>> START Material supplied

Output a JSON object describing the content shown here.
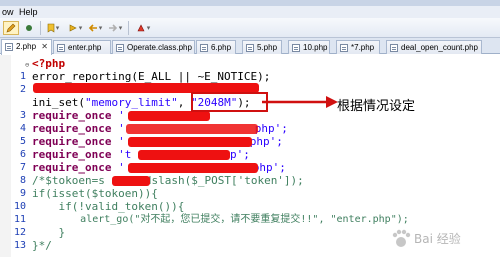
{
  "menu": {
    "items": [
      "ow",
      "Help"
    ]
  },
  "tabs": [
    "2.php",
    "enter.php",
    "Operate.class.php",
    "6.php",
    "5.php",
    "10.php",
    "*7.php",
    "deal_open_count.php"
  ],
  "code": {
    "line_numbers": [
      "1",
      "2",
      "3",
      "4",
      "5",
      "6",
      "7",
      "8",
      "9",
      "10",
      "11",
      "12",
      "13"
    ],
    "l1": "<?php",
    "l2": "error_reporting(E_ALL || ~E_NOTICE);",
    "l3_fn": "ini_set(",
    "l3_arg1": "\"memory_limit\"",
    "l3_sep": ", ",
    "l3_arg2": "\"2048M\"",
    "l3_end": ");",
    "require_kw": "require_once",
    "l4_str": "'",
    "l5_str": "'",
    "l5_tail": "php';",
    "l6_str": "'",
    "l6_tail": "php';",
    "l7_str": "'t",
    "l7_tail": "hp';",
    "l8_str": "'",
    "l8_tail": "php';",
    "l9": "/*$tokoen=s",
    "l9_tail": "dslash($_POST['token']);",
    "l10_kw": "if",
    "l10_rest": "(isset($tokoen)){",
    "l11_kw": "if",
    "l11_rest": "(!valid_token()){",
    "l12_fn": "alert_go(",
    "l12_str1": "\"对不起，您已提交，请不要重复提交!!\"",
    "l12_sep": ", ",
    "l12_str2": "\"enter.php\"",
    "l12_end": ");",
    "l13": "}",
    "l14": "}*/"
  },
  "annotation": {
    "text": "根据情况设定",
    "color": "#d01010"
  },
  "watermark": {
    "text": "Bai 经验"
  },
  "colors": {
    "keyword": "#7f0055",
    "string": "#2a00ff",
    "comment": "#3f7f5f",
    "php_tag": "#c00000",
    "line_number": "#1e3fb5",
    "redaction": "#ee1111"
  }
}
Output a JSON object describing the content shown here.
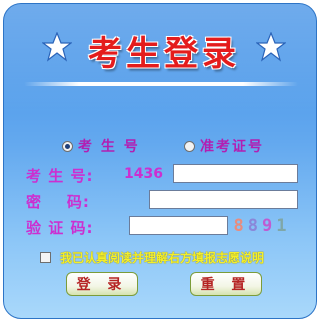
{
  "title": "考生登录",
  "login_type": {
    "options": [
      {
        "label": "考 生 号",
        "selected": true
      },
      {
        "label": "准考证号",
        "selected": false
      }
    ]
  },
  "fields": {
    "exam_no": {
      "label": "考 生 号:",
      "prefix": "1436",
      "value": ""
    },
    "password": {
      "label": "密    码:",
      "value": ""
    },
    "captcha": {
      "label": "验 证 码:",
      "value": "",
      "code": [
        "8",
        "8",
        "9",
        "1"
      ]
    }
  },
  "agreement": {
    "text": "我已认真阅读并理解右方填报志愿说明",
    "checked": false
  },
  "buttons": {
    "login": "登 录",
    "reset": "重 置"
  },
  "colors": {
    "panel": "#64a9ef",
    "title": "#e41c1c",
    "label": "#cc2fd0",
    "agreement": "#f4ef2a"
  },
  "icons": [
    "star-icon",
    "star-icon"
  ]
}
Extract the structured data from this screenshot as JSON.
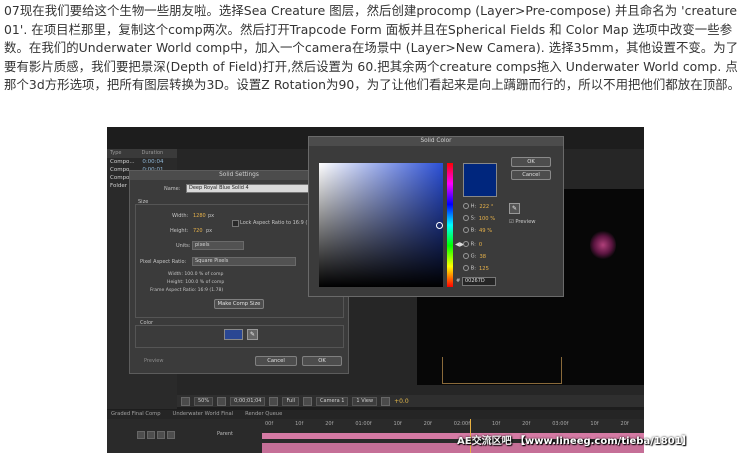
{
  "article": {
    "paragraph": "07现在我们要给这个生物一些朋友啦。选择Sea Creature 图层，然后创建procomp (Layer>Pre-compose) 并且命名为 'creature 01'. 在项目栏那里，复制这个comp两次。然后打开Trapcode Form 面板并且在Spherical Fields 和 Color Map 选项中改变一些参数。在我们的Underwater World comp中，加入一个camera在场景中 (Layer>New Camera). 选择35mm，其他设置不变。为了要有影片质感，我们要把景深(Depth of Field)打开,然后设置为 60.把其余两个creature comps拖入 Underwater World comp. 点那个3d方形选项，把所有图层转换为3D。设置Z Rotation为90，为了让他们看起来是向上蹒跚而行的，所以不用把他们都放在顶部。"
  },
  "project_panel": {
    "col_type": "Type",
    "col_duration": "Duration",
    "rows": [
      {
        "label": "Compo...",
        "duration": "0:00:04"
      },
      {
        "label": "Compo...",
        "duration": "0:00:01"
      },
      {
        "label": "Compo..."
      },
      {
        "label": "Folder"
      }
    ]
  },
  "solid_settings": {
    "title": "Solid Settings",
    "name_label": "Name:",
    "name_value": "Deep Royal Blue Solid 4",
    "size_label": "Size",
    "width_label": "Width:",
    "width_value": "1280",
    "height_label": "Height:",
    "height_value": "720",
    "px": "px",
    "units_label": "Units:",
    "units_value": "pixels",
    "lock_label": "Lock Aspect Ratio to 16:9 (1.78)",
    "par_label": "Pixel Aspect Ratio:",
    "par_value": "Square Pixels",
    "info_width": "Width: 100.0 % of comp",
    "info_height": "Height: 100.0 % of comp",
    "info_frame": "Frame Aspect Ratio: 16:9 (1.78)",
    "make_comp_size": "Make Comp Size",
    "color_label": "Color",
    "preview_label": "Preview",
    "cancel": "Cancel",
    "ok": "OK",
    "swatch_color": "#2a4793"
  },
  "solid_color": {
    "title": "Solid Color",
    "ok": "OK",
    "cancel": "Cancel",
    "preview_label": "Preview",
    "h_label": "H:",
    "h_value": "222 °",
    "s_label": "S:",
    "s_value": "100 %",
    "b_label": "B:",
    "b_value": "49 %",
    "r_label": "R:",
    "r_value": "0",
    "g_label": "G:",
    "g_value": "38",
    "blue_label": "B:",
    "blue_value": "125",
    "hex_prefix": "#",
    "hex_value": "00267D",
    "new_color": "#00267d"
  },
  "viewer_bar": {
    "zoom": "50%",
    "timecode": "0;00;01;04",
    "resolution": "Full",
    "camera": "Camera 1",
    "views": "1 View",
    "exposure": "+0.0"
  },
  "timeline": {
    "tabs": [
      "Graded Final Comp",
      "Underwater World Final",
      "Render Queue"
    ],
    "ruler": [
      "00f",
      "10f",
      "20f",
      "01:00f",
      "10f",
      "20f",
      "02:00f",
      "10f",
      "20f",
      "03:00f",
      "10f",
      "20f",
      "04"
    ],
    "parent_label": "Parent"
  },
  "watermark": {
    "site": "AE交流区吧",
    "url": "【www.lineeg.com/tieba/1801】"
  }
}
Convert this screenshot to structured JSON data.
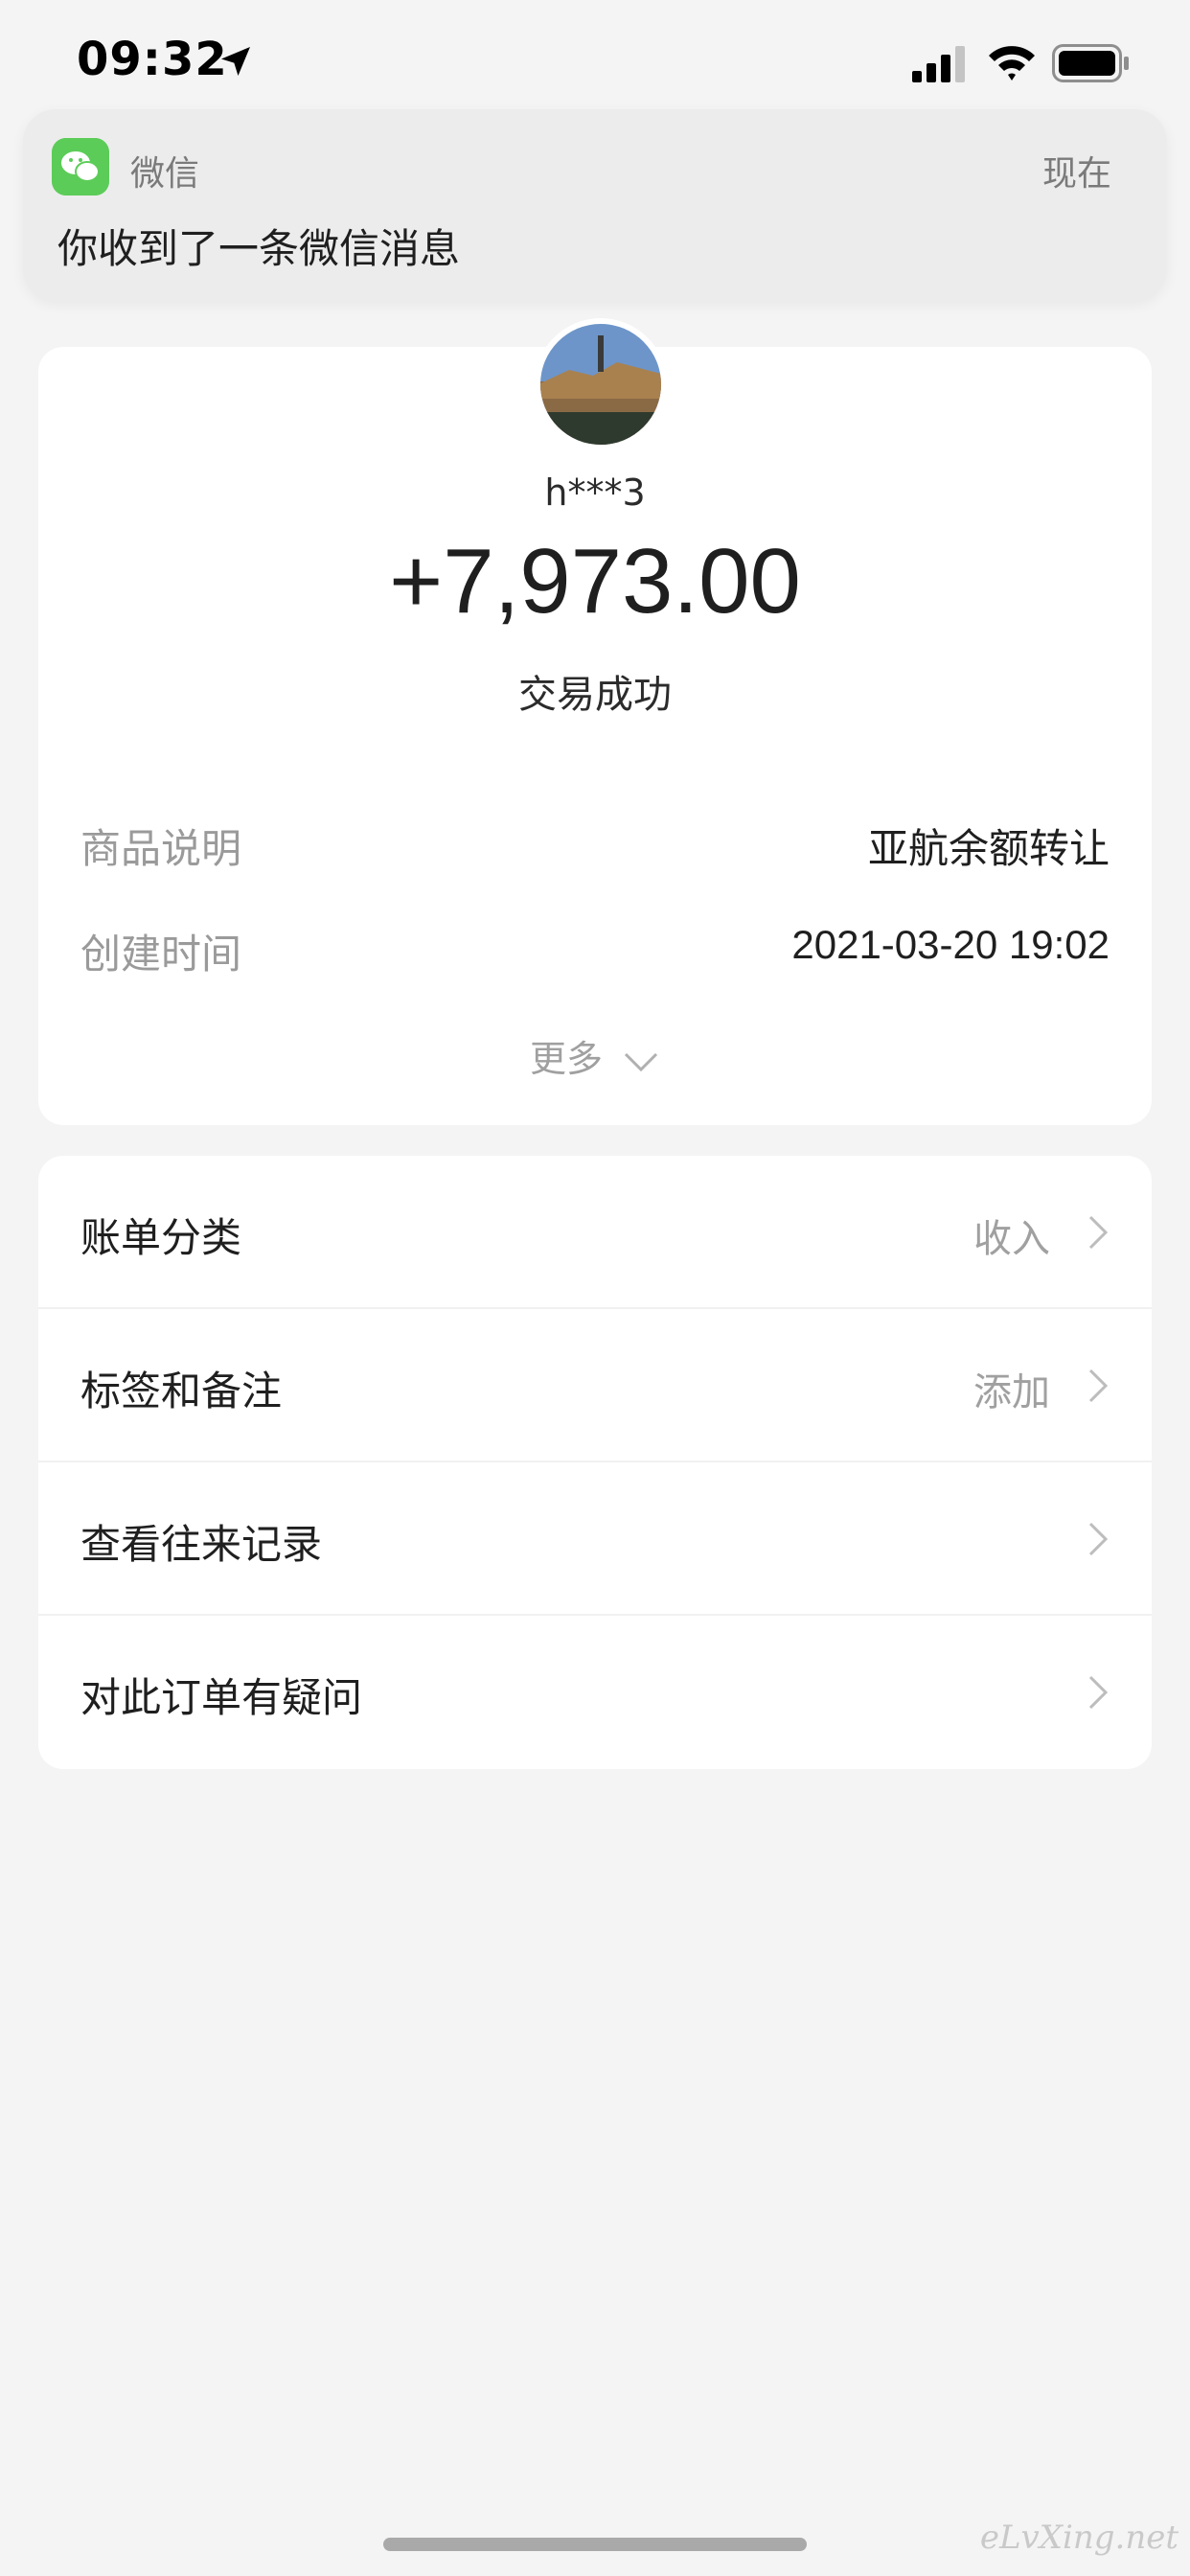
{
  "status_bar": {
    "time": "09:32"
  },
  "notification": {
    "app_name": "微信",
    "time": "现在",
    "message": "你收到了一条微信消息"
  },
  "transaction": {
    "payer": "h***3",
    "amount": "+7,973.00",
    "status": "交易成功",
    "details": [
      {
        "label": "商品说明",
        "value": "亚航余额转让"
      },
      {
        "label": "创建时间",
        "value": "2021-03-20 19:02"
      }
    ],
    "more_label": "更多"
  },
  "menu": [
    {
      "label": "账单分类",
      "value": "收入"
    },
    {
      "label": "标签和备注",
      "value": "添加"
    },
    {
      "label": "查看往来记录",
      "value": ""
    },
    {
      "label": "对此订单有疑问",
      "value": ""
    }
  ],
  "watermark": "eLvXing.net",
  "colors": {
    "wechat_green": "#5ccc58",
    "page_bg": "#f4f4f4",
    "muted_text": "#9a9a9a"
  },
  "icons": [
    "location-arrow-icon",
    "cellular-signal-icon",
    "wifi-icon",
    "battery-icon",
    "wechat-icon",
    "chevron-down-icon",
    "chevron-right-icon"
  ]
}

>> END Material supplied

What you will do: Every line above should be repeated exactly; pictures stay out of the copy.

Result of this task:
Output a JSON object describing the content shown here.
{
  "menu": {
    "items": [
      "ow",
      "Help"
    ]
  },
  "tabs": [
    "2.php",
    "enter.php",
    "Operate.class.php",
    "6.php",
    "5.php",
    "10.php",
    "*7.php",
    "deal_open_count.php"
  ],
  "code": {
    "line_numbers": [
      "1",
      "2",
      "3",
      "4",
      "5",
      "6",
      "7",
      "8",
      "9",
      "10",
      "11",
      "12",
      "13"
    ],
    "l1": "<?php",
    "l2": "error_reporting(E_ALL || ~E_NOTICE);",
    "l3_fn": "ini_set(",
    "l3_arg1": "\"memory_limit\"",
    "l3_sep": ", ",
    "l3_arg2": "\"2048M\"",
    "l3_end": ");",
    "require_kw": "require_once",
    "l4_str": "'",
    "l5_str": "'",
    "l5_tail": "php';",
    "l6_str": "'",
    "l6_tail": "php';",
    "l7_str": "'t",
    "l7_tail": "hp';",
    "l8_str": "'",
    "l8_tail": "php';",
    "l9": "/*$tokoen=s",
    "l9_tail": "dslash($_POST['token']);",
    "l10_kw": "if",
    "l10_rest": "(isset($tokoen)){",
    "l11_kw": "if",
    "l11_rest": "(!valid_token()){",
    "l12_fn": "alert_go(",
    "l12_str1": "\"对不起，您已提交，请不要重复提交!!\"",
    "l12_sep": ", ",
    "l12_str2": "\"enter.php\"",
    "l12_end": ");",
    "l13": "}",
    "l14": "}*/"
  },
  "annotation": {
    "text": "根据情况设定",
    "color": "#d01010"
  },
  "watermark": {
    "text": "Bai 经验"
  },
  "colors": {
    "keyword": "#7f0055",
    "string": "#2a00ff",
    "comment": "#3f7f5f",
    "php_tag": "#c00000",
    "line_number": "#1e3fb5",
    "redaction": "#ee1111"
  }
}
Output a JSON object describing the content shown here.
{
  "title": "考生登录",
  "login_type": {
    "options": [
      {
        "label": "考 生 号",
        "selected": true
      },
      {
        "label": "准考证号",
        "selected": false
      }
    ]
  },
  "fields": {
    "exam_no": {
      "label": "考 生 号:",
      "prefix": "1436",
      "value": ""
    },
    "password": {
      "label": "密    码:",
      "value": ""
    },
    "captcha": {
      "label": "验 证 码:",
      "value": "",
      "code": [
        "8",
        "8",
        "9",
        "1"
      ]
    }
  },
  "agreement": {
    "text": "我已认真阅读并理解右方填报志愿说明",
    "checked": false
  },
  "buttons": {
    "login": "登 录",
    "reset": "重 置"
  },
  "colors": {
    "panel": "#64a9ef",
    "title": "#e41c1c",
    "label": "#cc2fd0",
    "agreement": "#f4ef2a"
  },
  "icons": [
    "star-icon",
    "star-icon"
  ]
}
Extract the structured data from this screenshot as JSON.
{
  "article": {
    "paragraph": "07现在我们要给这个生物一些朋友啦。选择Sea Creature 图层，然后创建procomp (Layer>Pre-compose) 并且命名为 'creature 01'. 在项目栏那里，复制这个comp两次。然后打开Trapcode Form 面板并且在Spherical Fields 和 Color Map 选项中改变一些参数。在我们的Underwater World comp中，加入一个camera在场景中 (Layer>New Camera). 选择35mm，其他设置不变。为了要有影片质感，我们要把景深(Depth of Field)打开,然后设置为 60.把其余两个creature comps拖入 Underwater World comp. 点那个3d方形选项，把所有图层转换为3D。设置Z Rotation为90，为了让他们看起来是向上蹒跚而行的，所以不用把他们都放在顶部。"
  },
  "project_panel": {
    "col_type": "Type",
    "col_duration": "Duration",
    "rows": [
      {
        "label": "Compo...",
        "duration": "0:00:04"
      },
      {
        "label": "Compo...",
        "duration": "0:00:01"
      },
      {
        "label": "Compo..."
      },
      {
        "label": "Folder"
      }
    ]
  },
  "solid_settings": {
    "title": "Solid Settings",
    "name_label": "Name:",
    "name_value": "Deep Royal Blue Solid 4",
    "size_label": "Size",
    "width_label": "Width:",
    "width_value": "1280",
    "height_label": "Height:",
    "height_value": "720",
    "px": "px",
    "units_label": "Units:",
    "units_value": "pixels",
    "lock_label": "Lock Aspect Ratio to 16:9 (1.78)",
    "par_label": "Pixel Aspect Ratio:",
    "par_value": "Square Pixels",
    "info_width": "Width: 100.0 % of comp",
    "info_height": "Height: 100.0 % of comp",
    "info_frame": "Frame Aspect Ratio: 16:9 (1.78)",
    "make_comp_size": "Make Comp Size",
    "color_label": "Color",
    "preview_label": "Preview",
    "cancel": "Cancel",
    "ok": "OK",
    "swatch_color": "#2a4793"
  },
  "solid_color": {
    "title": "Solid Color",
    "ok": "OK",
    "cancel": "Cancel",
    "preview_label": "Preview",
    "h_label": "H:",
    "h_value": "222 °",
    "s_label": "S:",
    "s_value": "100 %",
    "b_label": "B:",
    "b_value": "49 %",
    "r_label": "R:",
    "r_value": "0",
    "g_label": "G:",
    "g_value": "38",
    "blue_label": "B:",
    "blue_value": "125",
    "hex_prefix": "#",
    "hex_value": "00267D",
    "new_color": "#00267d"
  },
  "viewer_bar": {
    "zoom": "50%",
    "timecode": "0;00;01;04",
    "resolution": "Full",
    "camera": "Camera 1",
    "views": "1 View",
    "exposure": "+0.0"
  },
  "timeline": {
    "tabs": [
      "Graded Final Comp",
      "Underwater World Final",
      "Render Queue"
    ],
    "ruler": [
      "00f",
      "10f",
      "20f",
      "01:00f",
      "10f",
      "20f",
      "02:00f",
      "10f",
      "20f",
      "03:00f",
      "10f",
      "20f",
      "04"
    ],
    "parent_label": "Parent"
  },
  "watermark": {
    "site": "AE交流区吧",
    "url": "【www.lineeg.com/tieba/1801】"
  }
}
Convert this screenshot to structured JSON data.
{
  "status_bar": {
    "time": "09:32"
  },
  "notification": {
    "app_name": "微信",
    "time": "现在",
    "message": "你收到了一条微信消息"
  },
  "transaction": {
    "payer": "h***3",
    "amount": "+7,973.00",
    "status": "交易成功",
    "details": [
      {
        "label": "商品说明",
        "value": "亚航余额转让"
      },
      {
        "label": "创建时间",
        "value": "2021-03-20 19:02"
      }
    ],
    "more_label": "更多"
  },
  "menu": [
    {
      "label": "账单分类",
      "value": "收入"
    },
    {
      "label": "标签和备注",
      "value": "添加"
    },
    {
      "label": "查看往来记录",
      "value": ""
    },
    {
      "label": "对此订单有疑问",
      "value": ""
    }
  ],
  "watermark": "eLvXing.net",
  "colors": {
    "wechat_green": "#5ccc58",
    "page_bg": "#f4f4f4",
    "muted_text": "#9a9a9a"
  },
  "icons": [
    "location-arrow-icon",
    "cellular-signal-icon",
    "wifi-icon",
    "battery-icon",
    "wechat-icon",
    "chevron-down-icon",
    "chevron-right-icon"
  ]
}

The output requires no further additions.